■ **PASSAGE FOURNI**:
Un Clos dit “ du Roi ”, un vallon où emmener les moutons l'été à transhumer. Cuire son pain à la maison, mais pas pour rigoler (cinquante kilos de farine, quinze jours de miches pour la dizaine de personnes d'une famille élargie), faire ses patates, ses choux, son miel, sa médecine même avec les limites qu'on sait, son vin, distiller son marc en fraude, braconner les sangliers, le lièvre pour qui le grand-père a réservé trente choux terribles appâts à portée de fusil lors des nuits glacées de pleine lune à « couillonner » les gendarmes... Et tout ça conté presque au coin du feu, le même foyer que celui, passé, des quatre de la famille aux douze personnes avec la tante, tonton et leurs sept gosses, suite au décès de la mère de Marcel (il n'avait que six ans)... Oh c'est rustique, presque un cliché pour citadin mal à l'aise, rêvant d'un retour impossible à la nature... Pourtant Scipion est un vrai gavot, un paysan des Basses-Alpes plutôt Hautes (depuis 1970, la nouvelle appellation « Alpes-de-Haute-Provence » étant plus appropriée). Dans la postface du Clos du Roi, Nicole Ciravégna, elle-même professeure de Lettres et écrivaine, pour beaucoup dans l’écriture du livre, dit de Marcel qu’il est « un Pagnol de la montagne ».

■ **EXTRAITS DE DONNÉES**:
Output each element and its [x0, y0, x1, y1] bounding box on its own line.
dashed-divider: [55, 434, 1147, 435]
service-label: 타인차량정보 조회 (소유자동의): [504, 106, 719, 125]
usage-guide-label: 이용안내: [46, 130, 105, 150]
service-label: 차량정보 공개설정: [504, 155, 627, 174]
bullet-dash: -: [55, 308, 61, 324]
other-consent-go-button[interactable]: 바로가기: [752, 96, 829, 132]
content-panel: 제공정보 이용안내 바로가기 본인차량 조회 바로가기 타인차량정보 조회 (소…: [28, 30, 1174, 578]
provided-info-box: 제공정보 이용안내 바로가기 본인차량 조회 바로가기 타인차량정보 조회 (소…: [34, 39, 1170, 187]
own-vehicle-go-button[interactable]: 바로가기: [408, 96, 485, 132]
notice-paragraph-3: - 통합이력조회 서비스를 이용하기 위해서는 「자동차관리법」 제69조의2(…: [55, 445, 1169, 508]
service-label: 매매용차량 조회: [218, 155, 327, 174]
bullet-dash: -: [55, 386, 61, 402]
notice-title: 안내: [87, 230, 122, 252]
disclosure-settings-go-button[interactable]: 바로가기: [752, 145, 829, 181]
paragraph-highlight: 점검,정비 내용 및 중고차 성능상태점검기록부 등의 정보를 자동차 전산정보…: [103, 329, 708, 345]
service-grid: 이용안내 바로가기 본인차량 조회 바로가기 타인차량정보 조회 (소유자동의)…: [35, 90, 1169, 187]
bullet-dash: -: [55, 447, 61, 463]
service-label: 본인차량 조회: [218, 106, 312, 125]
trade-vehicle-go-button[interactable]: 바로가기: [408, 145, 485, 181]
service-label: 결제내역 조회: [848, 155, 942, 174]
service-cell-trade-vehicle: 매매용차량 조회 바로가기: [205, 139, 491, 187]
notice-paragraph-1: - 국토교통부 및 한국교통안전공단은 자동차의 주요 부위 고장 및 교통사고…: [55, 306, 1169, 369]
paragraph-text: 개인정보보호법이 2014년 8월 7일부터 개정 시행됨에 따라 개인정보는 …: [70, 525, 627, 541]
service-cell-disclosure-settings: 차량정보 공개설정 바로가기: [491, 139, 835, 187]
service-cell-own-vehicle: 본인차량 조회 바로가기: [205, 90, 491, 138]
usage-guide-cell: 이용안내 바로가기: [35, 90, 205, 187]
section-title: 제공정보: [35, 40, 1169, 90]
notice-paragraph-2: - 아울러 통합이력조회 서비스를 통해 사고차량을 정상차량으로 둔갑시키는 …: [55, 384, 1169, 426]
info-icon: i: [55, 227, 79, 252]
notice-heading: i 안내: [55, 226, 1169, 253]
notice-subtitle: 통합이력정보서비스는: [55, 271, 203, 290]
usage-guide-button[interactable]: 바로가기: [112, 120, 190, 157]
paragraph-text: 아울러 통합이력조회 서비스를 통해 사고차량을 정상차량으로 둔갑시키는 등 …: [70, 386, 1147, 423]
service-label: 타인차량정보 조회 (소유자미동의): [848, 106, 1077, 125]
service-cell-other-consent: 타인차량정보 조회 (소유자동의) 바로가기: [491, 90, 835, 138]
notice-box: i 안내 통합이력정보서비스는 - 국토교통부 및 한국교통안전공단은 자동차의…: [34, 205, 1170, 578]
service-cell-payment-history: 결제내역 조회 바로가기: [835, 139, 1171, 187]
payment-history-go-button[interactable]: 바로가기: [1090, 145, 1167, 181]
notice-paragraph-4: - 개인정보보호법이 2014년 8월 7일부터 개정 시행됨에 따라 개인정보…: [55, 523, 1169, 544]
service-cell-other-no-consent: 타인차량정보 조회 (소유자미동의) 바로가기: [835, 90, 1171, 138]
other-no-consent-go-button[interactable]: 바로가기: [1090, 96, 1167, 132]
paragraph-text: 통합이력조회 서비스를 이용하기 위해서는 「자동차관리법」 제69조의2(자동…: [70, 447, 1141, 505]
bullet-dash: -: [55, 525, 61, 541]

■ **TÂCHE À RÉALISER**: Imprimez le passage sur Le Clos du Roi en entier, sans y changer un mot. Les items n'ont aucun lien avec le passage sur Le Clos du Roi.

■ **LA RÉPONSE**:
Un Clos dit “ du Roi ”, un vallon où emmener les moutons l'été à transhumer. Cuire son pain à la maison, mais pas pour rigoler (cinquante kilos de farine, quinze jours de miches pour la dizaine de personnes d'une famille élargie), faire ses patates, ses choux, son miel, sa médecine même avec les limites qu'on sait, son vin, distiller son marc en fraude, braconner les sangliers, le lièvre pour qui le grand-père a réservé trente choux terribles appâts à portée de fusil lors des nuits glacées de pleine lune à « couillonner » les gendarmes... Et tout ça conté presque au coin du feu, le même foyer que celui, passé, des quatre de la famille aux douze personnes avec la tante, tonton et leurs sept gosses, suite au décès de la mère de Marcel (il n'avait que six ans)... Oh c'est rustique, presque un cliché pour citadin mal à l'aise, rêvant d'un retour impossible à la nature... Pourtant Scipion est un vrai gavot, un paysan des Basses-Alpes plutôt Hautes (depuis 1970, la nouvelle appellation « Alpes-de-Haute-Provence » étant plus appropriée). Dans la postface du Clos du Roi, Nicole Ciravégna, elle-même professeure de Lettres et écrivaine, pour beaucoup dans l’écriture du livre, dit de Marcel qu’il est « un Pagnol de la montagne ».